Reproduce all entries precisely as they are written.

____

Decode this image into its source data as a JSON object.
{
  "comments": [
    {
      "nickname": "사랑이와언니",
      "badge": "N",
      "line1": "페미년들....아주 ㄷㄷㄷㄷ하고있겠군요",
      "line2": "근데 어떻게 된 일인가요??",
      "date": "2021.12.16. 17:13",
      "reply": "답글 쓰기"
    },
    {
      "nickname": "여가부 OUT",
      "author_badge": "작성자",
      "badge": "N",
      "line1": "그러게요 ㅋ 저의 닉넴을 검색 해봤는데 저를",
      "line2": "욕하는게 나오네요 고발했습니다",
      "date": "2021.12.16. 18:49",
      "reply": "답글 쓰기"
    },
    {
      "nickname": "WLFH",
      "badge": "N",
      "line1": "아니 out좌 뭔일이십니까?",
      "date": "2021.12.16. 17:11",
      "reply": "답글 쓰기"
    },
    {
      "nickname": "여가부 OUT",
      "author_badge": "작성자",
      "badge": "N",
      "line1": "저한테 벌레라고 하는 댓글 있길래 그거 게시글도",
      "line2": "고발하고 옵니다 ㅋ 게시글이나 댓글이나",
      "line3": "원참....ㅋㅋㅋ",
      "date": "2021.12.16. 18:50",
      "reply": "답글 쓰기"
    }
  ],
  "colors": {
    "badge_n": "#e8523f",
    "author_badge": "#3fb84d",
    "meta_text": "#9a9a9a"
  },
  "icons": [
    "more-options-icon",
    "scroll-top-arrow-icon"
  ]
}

____

» Expected answer:
Decode this image into its source data as a JSON object.
{
  "comments": [
    {
      "nickname": "사랑이와언니",
      "badge": "N",
      "line1": "페미년들....아주 ㄷㄷㄷㄷ하고있겠군요",
      "line2": "근데 어떻게 된 일인가요??",
      "date": "2021.12.16. 17:13",
      "reply": "답글 쓰기"
    },
    {
      "nickname": "여가부 OUT",
      "author_badge": "작성자",
      "badge": "N",
      "line1": "그러게요 ㅋ 저의 닉넴을 검색 해봤는데 저를",
      "line2": "욕하는게 나오네요 고발했습니다",
      "date": "2021.12.16. 18:49",
      "reply": "답글 쓰기"
    },
    {
      "nickname": "WLFH",
      "badge": "N",
      "line1": "아니 out좌 뭔일이십니까?",
      "date": "2021.12.16. 17:11",
      "reply": "답글 쓰기"
    },
    {
      "nickname": "여가부 OUT",
      "author_badge": "작성자",
      "badge": "N",
      "line1": "저한테 벌레라고 하는 댓글 있길래 그거 게시글도",
      "line2": "고발하고 옵니다 ㅋ 게시글이나 댓글이나",
      "line3": "원참....ㅋㅋㅋ",
      "date": "2021.12.16. 18:50",
      "reply": "답글 쓰기"
    }
  ],
  "colors": {
    "badge_n": "#e8523f",
    "author_badge": "#3fb84d",
    "meta_text": "#9a9a9a"
  },
  "icons": [
    "more-options-icon",
    "scroll-top-arrow-icon"
  ]
}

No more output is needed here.